• Problem
Leaving out the pictures, please retype each record exactly.

***** Material supplied

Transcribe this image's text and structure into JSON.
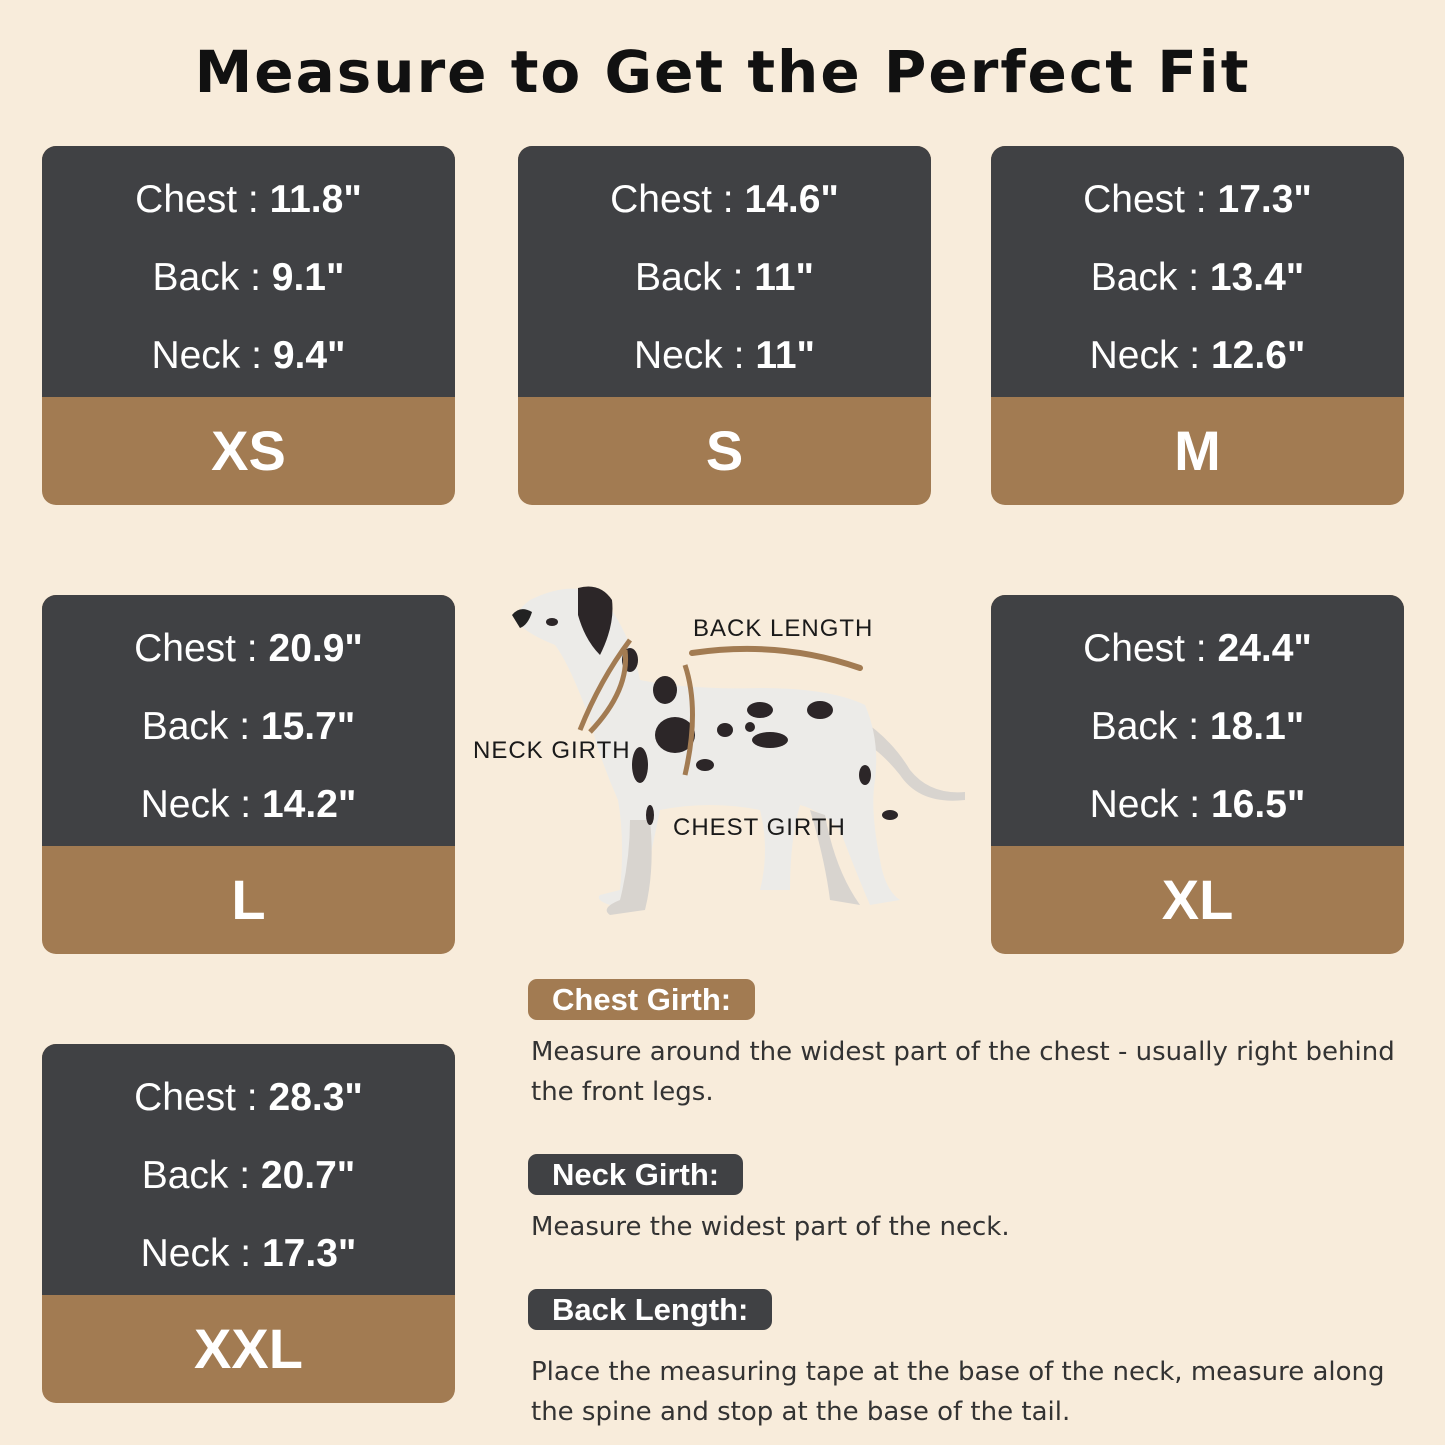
{
  "title": "Measure to Get the Perfect Fit",
  "colors": {
    "background": "#f8ecdb",
    "card_dark": "#404144",
    "card_brown": "#a27b52"
  },
  "sizes": [
    {
      "size": "XS",
      "chest_label": "Chest :",
      "chest": "11.8\"",
      "back_label": "Back :",
      "back": "9.1\"",
      "neck_label": "Neck :",
      "neck": "9.4\""
    },
    {
      "size": "S",
      "chest_label": "Chest :",
      "chest": "14.6\"",
      "back_label": "Back :",
      "back": "11\"",
      "neck_label": "Neck :",
      "neck": "11\""
    },
    {
      "size": "M",
      "chest_label": "Chest :",
      "chest": "17.3\"",
      "back_label": "Back :",
      "back": "13.4\"",
      "neck_label": "Neck :",
      "neck": "12.6\""
    },
    {
      "size": "L",
      "chest_label": "Chest :",
      "chest": "20.9\"",
      "back_label": "Back :",
      "back": "15.7\"",
      "neck_label": "Neck :",
      "neck": "14.2\""
    },
    {
      "size": "XL",
      "chest_label": "Chest :",
      "chest": "24.4\"",
      "back_label": "Back :",
      "back": "18.1\"",
      "neck_label": "Neck :",
      "neck": "16.5\""
    },
    {
      "size": "XXL",
      "chest_label": "Chest :",
      "chest": "28.3\"",
      "back_label": "Back :",
      "back": "20.7\"",
      "neck_label": "Neck :",
      "neck": "17.3\""
    }
  ],
  "diagram": {
    "back_length": "BACK LENGTH",
    "neck_girth": "NECK GIRTH",
    "chest_girth": "CHEST GIRTH"
  },
  "guide": [
    {
      "label": "Chest Girth:",
      "text": "Measure around the widest part of the chest - usually right behind the front legs."
    },
    {
      "label": "Neck Girth:",
      "text": "Measure the widest part of the neck."
    },
    {
      "label": "Back Length:",
      "text": "Place the measuring tape at the base of the neck, measure along the spine and stop at the base of the tail."
    }
  ]
}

**********

• Exercise solution
Transcribe this image's text and structure into JSON.
{
  "title": "Measure to Get the Perfect Fit",
  "colors": {
    "background": "#f8ecdb",
    "card_dark": "#404144",
    "card_brown": "#a27b52"
  },
  "sizes": [
    {
      "size": "XS",
      "chest_label": "Chest :",
      "chest": "11.8\"",
      "back_label": "Back :",
      "back": "9.1\"",
      "neck_label": "Neck :",
      "neck": "9.4\""
    },
    {
      "size": "S",
      "chest_label": "Chest :",
      "chest": "14.6\"",
      "back_label": "Back :",
      "back": "11\"",
      "neck_label": "Neck :",
      "neck": "11\""
    },
    {
      "size": "M",
      "chest_label": "Chest :",
      "chest": "17.3\"",
      "back_label": "Back :",
      "back": "13.4\"",
      "neck_label": "Neck :",
      "neck": "12.6\""
    },
    {
      "size": "L",
      "chest_label": "Chest :",
      "chest": "20.9\"",
      "back_label": "Back :",
      "back": "15.7\"",
      "neck_label": "Neck :",
      "neck": "14.2\""
    },
    {
      "size": "XL",
      "chest_label": "Chest :",
      "chest": "24.4\"",
      "back_label": "Back :",
      "back": "18.1\"",
      "neck_label": "Neck :",
      "neck": "16.5\""
    },
    {
      "size": "XXL",
      "chest_label": "Chest :",
      "chest": "28.3\"",
      "back_label": "Back :",
      "back": "20.7\"",
      "neck_label": "Neck :",
      "neck": "17.3\""
    }
  ],
  "diagram": {
    "back_length": "BACK LENGTH",
    "neck_girth": "NECK GIRTH",
    "chest_girth": "CHEST GIRTH"
  },
  "guide": [
    {
      "label": "Chest Girth:",
      "text": "Measure around the widest part of the chest - usually right behind the front legs."
    },
    {
      "label": "Neck Girth:",
      "text": "Measure the widest part of the neck."
    },
    {
      "label": "Back Length:",
      "text": "Place the measuring tape at the base of the neck, measure along the spine and stop at the base of the tail."
    }
  ]
}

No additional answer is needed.